**Exercise:** In the data that follows, find the line containing "Type out the text in this image."; then quote that line and every line after it, exactly, through the last one.

══ Data excerpts ══

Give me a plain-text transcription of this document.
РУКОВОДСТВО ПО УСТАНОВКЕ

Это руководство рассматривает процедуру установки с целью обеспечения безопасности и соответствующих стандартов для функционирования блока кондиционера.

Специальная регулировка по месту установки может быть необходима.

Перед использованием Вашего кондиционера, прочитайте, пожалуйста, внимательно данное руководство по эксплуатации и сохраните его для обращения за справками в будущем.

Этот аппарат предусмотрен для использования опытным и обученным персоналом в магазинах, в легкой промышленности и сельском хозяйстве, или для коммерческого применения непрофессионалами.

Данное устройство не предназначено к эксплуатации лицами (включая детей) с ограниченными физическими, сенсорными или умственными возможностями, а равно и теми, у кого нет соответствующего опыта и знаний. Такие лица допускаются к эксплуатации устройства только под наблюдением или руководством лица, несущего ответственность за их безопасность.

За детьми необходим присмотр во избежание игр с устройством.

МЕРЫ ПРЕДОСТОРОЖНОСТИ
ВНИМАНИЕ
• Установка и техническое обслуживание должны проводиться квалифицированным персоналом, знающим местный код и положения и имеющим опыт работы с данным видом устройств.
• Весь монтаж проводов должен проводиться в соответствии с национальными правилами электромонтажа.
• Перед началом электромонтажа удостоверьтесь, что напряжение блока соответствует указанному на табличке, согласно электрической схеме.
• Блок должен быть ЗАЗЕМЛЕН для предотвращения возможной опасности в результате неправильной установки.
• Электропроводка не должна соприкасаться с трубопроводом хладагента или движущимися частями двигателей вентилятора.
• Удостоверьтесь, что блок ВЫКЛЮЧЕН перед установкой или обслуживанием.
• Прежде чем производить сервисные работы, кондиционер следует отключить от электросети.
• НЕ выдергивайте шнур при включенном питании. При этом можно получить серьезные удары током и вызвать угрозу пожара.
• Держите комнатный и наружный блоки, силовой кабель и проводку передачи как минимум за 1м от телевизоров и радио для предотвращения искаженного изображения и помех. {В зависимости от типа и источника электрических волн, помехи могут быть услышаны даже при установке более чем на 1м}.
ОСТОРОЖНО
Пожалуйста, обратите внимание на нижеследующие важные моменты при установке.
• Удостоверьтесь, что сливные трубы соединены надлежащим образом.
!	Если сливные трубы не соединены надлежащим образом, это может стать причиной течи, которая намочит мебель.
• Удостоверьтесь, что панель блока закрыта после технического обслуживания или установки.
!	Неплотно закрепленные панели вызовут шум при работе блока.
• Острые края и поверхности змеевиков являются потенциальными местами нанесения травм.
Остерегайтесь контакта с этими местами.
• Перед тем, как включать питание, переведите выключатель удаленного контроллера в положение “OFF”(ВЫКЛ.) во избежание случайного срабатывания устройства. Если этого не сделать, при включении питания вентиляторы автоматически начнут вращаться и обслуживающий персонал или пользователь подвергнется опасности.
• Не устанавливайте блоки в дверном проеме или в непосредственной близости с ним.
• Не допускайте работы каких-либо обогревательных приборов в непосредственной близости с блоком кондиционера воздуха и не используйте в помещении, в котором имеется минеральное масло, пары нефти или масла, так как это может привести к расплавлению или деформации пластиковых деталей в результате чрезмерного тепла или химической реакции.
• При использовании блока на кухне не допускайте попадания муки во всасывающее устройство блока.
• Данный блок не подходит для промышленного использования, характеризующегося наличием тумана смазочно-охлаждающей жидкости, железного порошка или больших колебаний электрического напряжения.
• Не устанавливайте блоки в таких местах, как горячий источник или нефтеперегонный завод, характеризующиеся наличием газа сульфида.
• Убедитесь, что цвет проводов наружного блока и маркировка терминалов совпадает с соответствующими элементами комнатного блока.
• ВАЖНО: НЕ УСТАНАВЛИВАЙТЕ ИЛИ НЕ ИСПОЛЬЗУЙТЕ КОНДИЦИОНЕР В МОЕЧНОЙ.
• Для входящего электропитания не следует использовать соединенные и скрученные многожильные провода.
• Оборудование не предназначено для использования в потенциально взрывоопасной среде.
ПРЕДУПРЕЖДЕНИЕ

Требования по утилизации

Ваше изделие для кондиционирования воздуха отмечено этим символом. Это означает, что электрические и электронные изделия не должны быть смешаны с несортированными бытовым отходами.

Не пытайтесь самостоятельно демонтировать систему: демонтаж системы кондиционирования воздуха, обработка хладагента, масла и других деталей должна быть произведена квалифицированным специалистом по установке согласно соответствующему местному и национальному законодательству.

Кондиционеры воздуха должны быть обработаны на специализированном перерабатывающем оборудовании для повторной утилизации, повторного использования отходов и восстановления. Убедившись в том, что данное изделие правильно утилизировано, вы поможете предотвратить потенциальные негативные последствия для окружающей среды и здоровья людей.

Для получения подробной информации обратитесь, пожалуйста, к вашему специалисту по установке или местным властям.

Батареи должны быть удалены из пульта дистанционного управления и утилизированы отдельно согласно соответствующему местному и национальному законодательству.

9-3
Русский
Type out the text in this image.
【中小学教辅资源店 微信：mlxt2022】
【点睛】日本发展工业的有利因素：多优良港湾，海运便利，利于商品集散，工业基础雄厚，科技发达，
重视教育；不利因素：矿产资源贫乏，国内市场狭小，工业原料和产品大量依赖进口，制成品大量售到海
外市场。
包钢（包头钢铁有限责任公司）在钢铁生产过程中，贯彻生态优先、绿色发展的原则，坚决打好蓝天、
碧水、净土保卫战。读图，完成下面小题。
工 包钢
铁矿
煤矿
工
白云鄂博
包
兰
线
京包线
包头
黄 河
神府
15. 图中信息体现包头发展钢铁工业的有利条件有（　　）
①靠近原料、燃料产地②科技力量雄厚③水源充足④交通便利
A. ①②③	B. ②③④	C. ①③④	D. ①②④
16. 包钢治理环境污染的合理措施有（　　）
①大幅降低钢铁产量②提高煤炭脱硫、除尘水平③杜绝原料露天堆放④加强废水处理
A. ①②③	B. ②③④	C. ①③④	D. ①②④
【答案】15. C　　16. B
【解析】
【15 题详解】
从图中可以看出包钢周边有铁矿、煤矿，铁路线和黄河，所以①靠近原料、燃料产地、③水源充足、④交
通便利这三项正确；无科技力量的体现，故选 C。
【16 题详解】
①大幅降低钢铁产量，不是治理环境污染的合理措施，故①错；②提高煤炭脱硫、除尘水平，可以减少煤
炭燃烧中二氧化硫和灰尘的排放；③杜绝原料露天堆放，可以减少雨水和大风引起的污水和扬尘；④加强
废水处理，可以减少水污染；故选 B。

═══

**Written answer:**
Type out the text in this image.
【中小学教辅资源店 微信：mlxt2022】
【点睛】日本发展工业的有利因素：多优良港湾，海运便利，利于商品集散，工业基础雄厚，科技发达，
重视教育；不利因素：矿产资源贫乏，国内市场狭小，工业原料和产品大量依赖进口，制成品大量售到海
外市场。
包钢（包头钢铁有限责任公司）在钢铁生产过程中，贯彻生态优先、绿色发展的原则，坚决打好蓝天、
碧水、净土保卫战。读图，完成下面小题。
工 包钢
铁矿
煤矿
工
白云鄂博
包
兰
线
京包线
包头
黄 河
神府
15. 图中信息体现包头发展钢铁工业的有利条件有（　　）
①靠近原料、燃料产地②科技力量雄厚③水源充足④交通便利
A. ①②③	B. ②③④	C. ①③④	D. ①②④
16. 包钢治理环境污染的合理措施有（　　）
①大幅降低钢铁产量②提高煤炭脱硫、除尘水平③杜绝原料露天堆放④加强废水处理
A. ①②③	B. ②③④	C. ①③④	D. ①②④
【答案】15. C　　16. B
【解析】
【15 题详解】
从图中可以看出包钢周边有铁矿、煤矿，铁路线和黄河，所以①靠近原料、燃料产地、③水源充足、④交
通便利这三项正确；无科技力量的体现，故选 C。
【16 题详解】
①大幅降低钢铁产量，不是治理环境污染的合理措施，故①错；②提高煤炭脱硫、除尘水平，可以减少煤
炭燃烧中二氧化硫和灰尘的排放；③杜绝原料露天堆放，可以减少雨水和大风引起的污水和扬尘；④加强
废水处理，可以减少水污染；故选 B。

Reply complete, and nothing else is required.